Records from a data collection

>>>>>

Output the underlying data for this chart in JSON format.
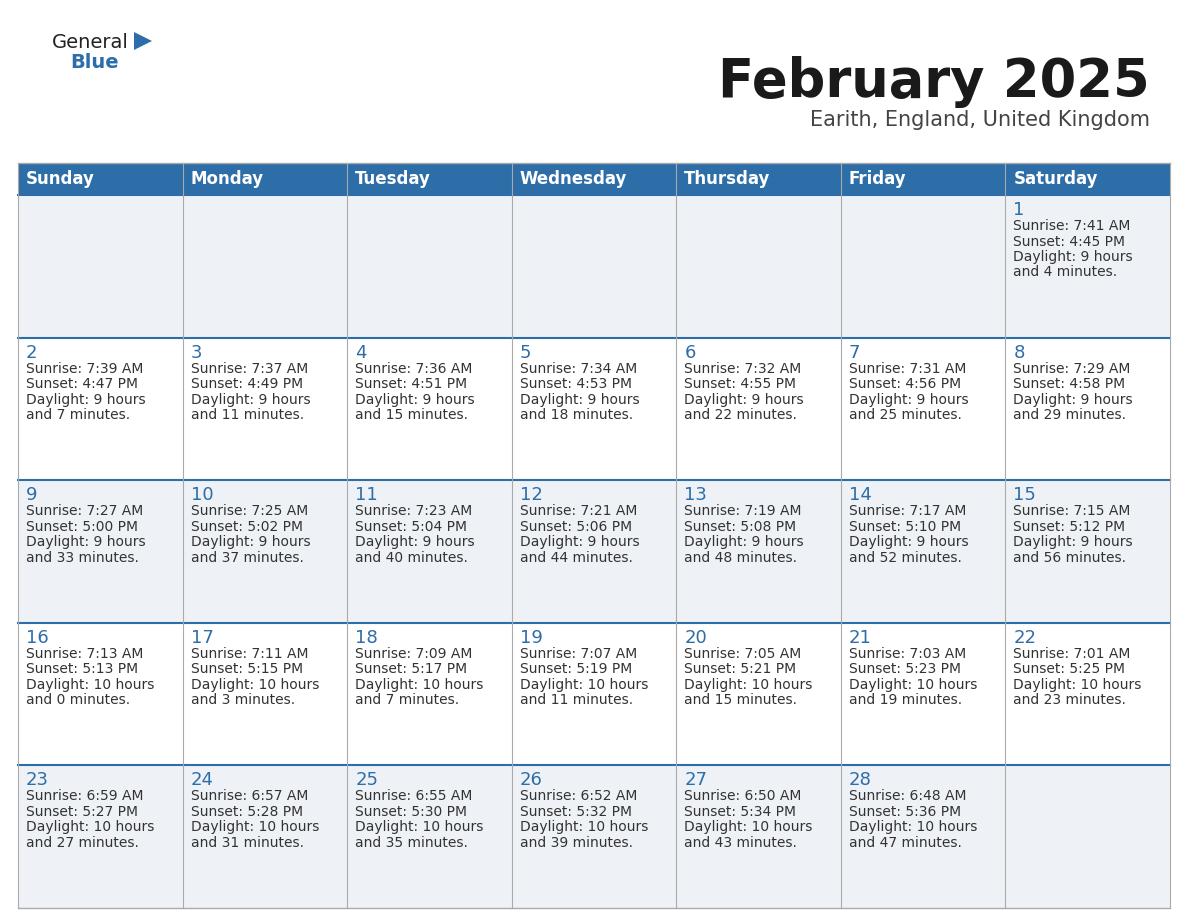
{
  "title": "February 2025",
  "subtitle": "Earith, England, United Kingdom",
  "days_of_week": [
    "Sunday",
    "Monday",
    "Tuesday",
    "Wednesday",
    "Thursday",
    "Friday",
    "Saturday"
  ],
  "header_bg": "#2D6DA8",
  "header_text": "#FFFFFF",
  "row_odd_bg": "#EEF2F7",
  "row_even_bg": "#FFFFFF",
  "border_color": "#2D6DA8",
  "outer_border_color": "#AAAAAA",
  "day_num_color": "#2D6DA8",
  "cell_text_color": "#333333",
  "title_color": "#1a1a1a",
  "subtitle_color": "#444444",
  "logo_general_color": "#222222",
  "logo_blue_color": "#2D6DA8",
  "weeks": [
    [
      null,
      null,
      null,
      null,
      null,
      null,
      {
        "day": 1,
        "sunrise": "7:41 AM",
        "sunset": "4:45 PM",
        "daylight": "9 hours and 4 minutes."
      }
    ],
    [
      {
        "day": 2,
        "sunrise": "7:39 AM",
        "sunset": "4:47 PM",
        "daylight": "9 hours and 7 minutes."
      },
      {
        "day": 3,
        "sunrise": "7:37 AM",
        "sunset": "4:49 PM",
        "daylight": "9 hours and 11 minutes."
      },
      {
        "day": 4,
        "sunrise": "7:36 AM",
        "sunset": "4:51 PM",
        "daylight": "9 hours and 15 minutes."
      },
      {
        "day": 5,
        "sunrise": "7:34 AM",
        "sunset": "4:53 PM",
        "daylight": "9 hours and 18 minutes."
      },
      {
        "day": 6,
        "sunrise": "7:32 AM",
        "sunset": "4:55 PM",
        "daylight": "9 hours and 22 minutes."
      },
      {
        "day": 7,
        "sunrise": "7:31 AM",
        "sunset": "4:56 PM",
        "daylight": "9 hours and 25 minutes."
      },
      {
        "day": 8,
        "sunrise": "7:29 AM",
        "sunset": "4:58 PM",
        "daylight": "9 hours and 29 minutes."
      }
    ],
    [
      {
        "day": 9,
        "sunrise": "7:27 AM",
        "sunset": "5:00 PM",
        "daylight": "9 hours and 33 minutes."
      },
      {
        "day": 10,
        "sunrise": "7:25 AM",
        "sunset": "5:02 PM",
        "daylight": "9 hours and 37 minutes."
      },
      {
        "day": 11,
        "sunrise": "7:23 AM",
        "sunset": "5:04 PM",
        "daylight": "9 hours and 40 minutes."
      },
      {
        "day": 12,
        "sunrise": "7:21 AM",
        "sunset": "5:06 PM",
        "daylight": "9 hours and 44 minutes."
      },
      {
        "day": 13,
        "sunrise": "7:19 AM",
        "sunset": "5:08 PM",
        "daylight": "9 hours and 48 minutes."
      },
      {
        "day": 14,
        "sunrise": "7:17 AM",
        "sunset": "5:10 PM",
        "daylight": "9 hours and 52 minutes."
      },
      {
        "day": 15,
        "sunrise": "7:15 AM",
        "sunset": "5:12 PM",
        "daylight": "9 hours and 56 minutes."
      }
    ],
    [
      {
        "day": 16,
        "sunrise": "7:13 AM",
        "sunset": "5:13 PM",
        "daylight": "10 hours and 0 minutes."
      },
      {
        "day": 17,
        "sunrise": "7:11 AM",
        "sunset": "5:15 PM",
        "daylight": "10 hours and 3 minutes."
      },
      {
        "day": 18,
        "sunrise": "7:09 AM",
        "sunset": "5:17 PM",
        "daylight": "10 hours and 7 minutes."
      },
      {
        "day": 19,
        "sunrise": "7:07 AM",
        "sunset": "5:19 PM",
        "daylight": "10 hours and 11 minutes."
      },
      {
        "day": 20,
        "sunrise": "7:05 AM",
        "sunset": "5:21 PM",
        "daylight": "10 hours and 15 minutes."
      },
      {
        "day": 21,
        "sunrise": "7:03 AM",
        "sunset": "5:23 PM",
        "daylight": "10 hours and 19 minutes."
      },
      {
        "day": 22,
        "sunrise": "7:01 AM",
        "sunset": "5:25 PM",
        "daylight": "10 hours and 23 minutes."
      }
    ],
    [
      {
        "day": 23,
        "sunrise": "6:59 AM",
        "sunset": "5:27 PM",
        "daylight": "10 hours and 27 minutes."
      },
      {
        "day": 24,
        "sunrise": "6:57 AM",
        "sunset": "5:28 PM",
        "daylight": "10 hours and 31 minutes."
      },
      {
        "day": 25,
        "sunrise": "6:55 AM",
        "sunset": "5:30 PM",
        "daylight": "10 hours and 35 minutes."
      },
      {
        "day": 26,
        "sunrise": "6:52 AM",
        "sunset": "5:32 PM",
        "daylight": "10 hours and 39 minutes."
      },
      {
        "day": 27,
        "sunrise": "6:50 AM",
        "sunset": "5:34 PM",
        "daylight": "10 hours and 43 minutes."
      },
      {
        "day": 28,
        "sunrise": "6:48 AM",
        "sunset": "5:36 PM",
        "daylight": "10 hours and 47 minutes."
      },
      null
    ]
  ]
}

<<<<<

Requirements
Your task is to return the entries above exactly, with no pictures.

Exercise solution
Output the underlying data for this chart in JSON format.
{
  "title": "February 2025",
  "subtitle": "Earith, England, United Kingdom",
  "days_of_week": [
    "Sunday",
    "Monday",
    "Tuesday",
    "Wednesday",
    "Thursday",
    "Friday",
    "Saturday"
  ],
  "header_bg": "#2D6DA8",
  "header_text": "#FFFFFF",
  "row_odd_bg": "#EEF2F7",
  "row_even_bg": "#FFFFFF",
  "border_color": "#2D6DA8",
  "outer_border_color": "#AAAAAA",
  "day_num_color": "#2D6DA8",
  "cell_text_color": "#333333",
  "title_color": "#1a1a1a",
  "subtitle_color": "#444444",
  "logo_general_color": "#222222",
  "logo_blue_color": "#2D6DA8",
  "weeks": [
    [
      null,
      null,
      null,
      null,
      null,
      null,
      {
        "day": 1,
        "sunrise": "7:41 AM",
        "sunset": "4:45 PM",
        "daylight": "9 hours and 4 minutes."
      }
    ],
    [
      {
        "day": 2,
        "sunrise": "7:39 AM",
        "sunset": "4:47 PM",
        "daylight": "9 hours and 7 minutes."
      },
      {
        "day": 3,
        "sunrise": "7:37 AM",
        "sunset": "4:49 PM",
        "daylight": "9 hours and 11 minutes."
      },
      {
        "day": 4,
        "sunrise": "7:36 AM",
        "sunset": "4:51 PM",
        "daylight": "9 hours and 15 minutes."
      },
      {
        "day": 5,
        "sunrise": "7:34 AM",
        "sunset": "4:53 PM",
        "daylight": "9 hours and 18 minutes."
      },
      {
        "day": 6,
        "sunrise": "7:32 AM",
        "sunset": "4:55 PM",
        "daylight": "9 hours and 22 minutes."
      },
      {
        "day": 7,
        "sunrise": "7:31 AM",
        "sunset": "4:56 PM",
        "daylight": "9 hours and 25 minutes."
      },
      {
        "day": 8,
        "sunrise": "7:29 AM",
        "sunset": "4:58 PM",
        "daylight": "9 hours and 29 minutes."
      }
    ],
    [
      {
        "day": 9,
        "sunrise": "7:27 AM",
        "sunset": "5:00 PM",
        "daylight": "9 hours and 33 minutes."
      },
      {
        "day": 10,
        "sunrise": "7:25 AM",
        "sunset": "5:02 PM",
        "daylight": "9 hours and 37 minutes."
      },
      {
        "day": 11,
        "sunrise": "7:23 AM",
        "sunset": "5:04 PM",
        "daylight": "9 hours and 40 minutes."
      },
      {
        "day": 12,
        "sunrise": "7:21 AM",
        "sunset": "5:06 PM",
        "daylight": "9 hours and 44 minutes."
      },
      {
        "day": 13,
        "sunrise": "7:19 AM",
        "sunset": "5:08 PM",
        "daylight": "9 hours and 48 minutes."
      },
      {
        "day": 14,
        "sunrise": "7:17 AM",
        "sunset": "5:10 PM",
        "daylight": "9 hours and 52 minutes."
      },
      {
        "day": 15,
        "sunrise": "7:15 AM",
        "sunset": "5:12 PM",
        "daylight": "9 hours and 56 minutes."
      }
    ],
    [
      {
        "day": 16,
        "sunrise": "7:13 AM",
        "sunset": "5:13 PM",
        "daylight": "10 hours and 0 minutes."
      },
      {
        "day": 17,
        "sunrise": "7:11 AM",
        "sunset": "5:15 PM",
        "daylight": "10 hours and 3 minutes."
      },
      {
        "day": 18,
        "sunrise": "7:09 AM",
        "sunset": "5:17 PM",
        "daylight": "10 hours and 7 minutes."
      },
      {
        "day": 19,
        "sunrise": "7:07 AM",
        "sunset": "5:19 PM",
        "daylight": "10 hours and 11 minutes."
      },
      {
        "day": 20,
        "sunrise": "7:05 AM",
        "sunset": "5:21 PM",
        "daylight": "10 hours and 15 minutes."
      },
      {
        "day": 21,
        "sunrise": "7:03 AM",
        "sunset": "5:23 PM",
        "daylight": "10 hours and 19 minutes."
      },
      {
        "day": 22,
        "sunrise": "7:01 AM",
        "sunset": "5:25 PM",
        "daylight": "10 hours and 23 minutes."
      }
    ],
    [
      {
        "day": 23,
        "sunrise": "6:59 AM",
        "sunset": "5:27 PM",
        "daylight": "10 hours and 27 minutes."
      },
      {
        "day": 24,
        "sunrise": "6:57 AM",
        "sunset": "5:28 PM",
        "daylight": "10 hours and 31 minutes."
      },
      {
        "day": 25,
        "sunrise": "6:55 AM",
        "sunset": "5:30 PM",
        "daylight": "10 hours and 35 minutes."
      },
      {
        "day": 26,
        "sunrise": "6:52 AM",
        "sunset": "5:32 PM",
        "daylight": "10 hours and 39 minutes."
      },
      {
        "day": 27,
        "sunrise": "6:50 AM",
        "sunset": "5:34 PM",
        "daylight": "10 hours and 43 minutes."
      },
      {
        "day": 28,
        "sunrise": "6:48 AM",
        "sunset": "5:36 PM",
        "daylight": "10 hours and 47 minutes."
      },
      null
    ]
  ]
}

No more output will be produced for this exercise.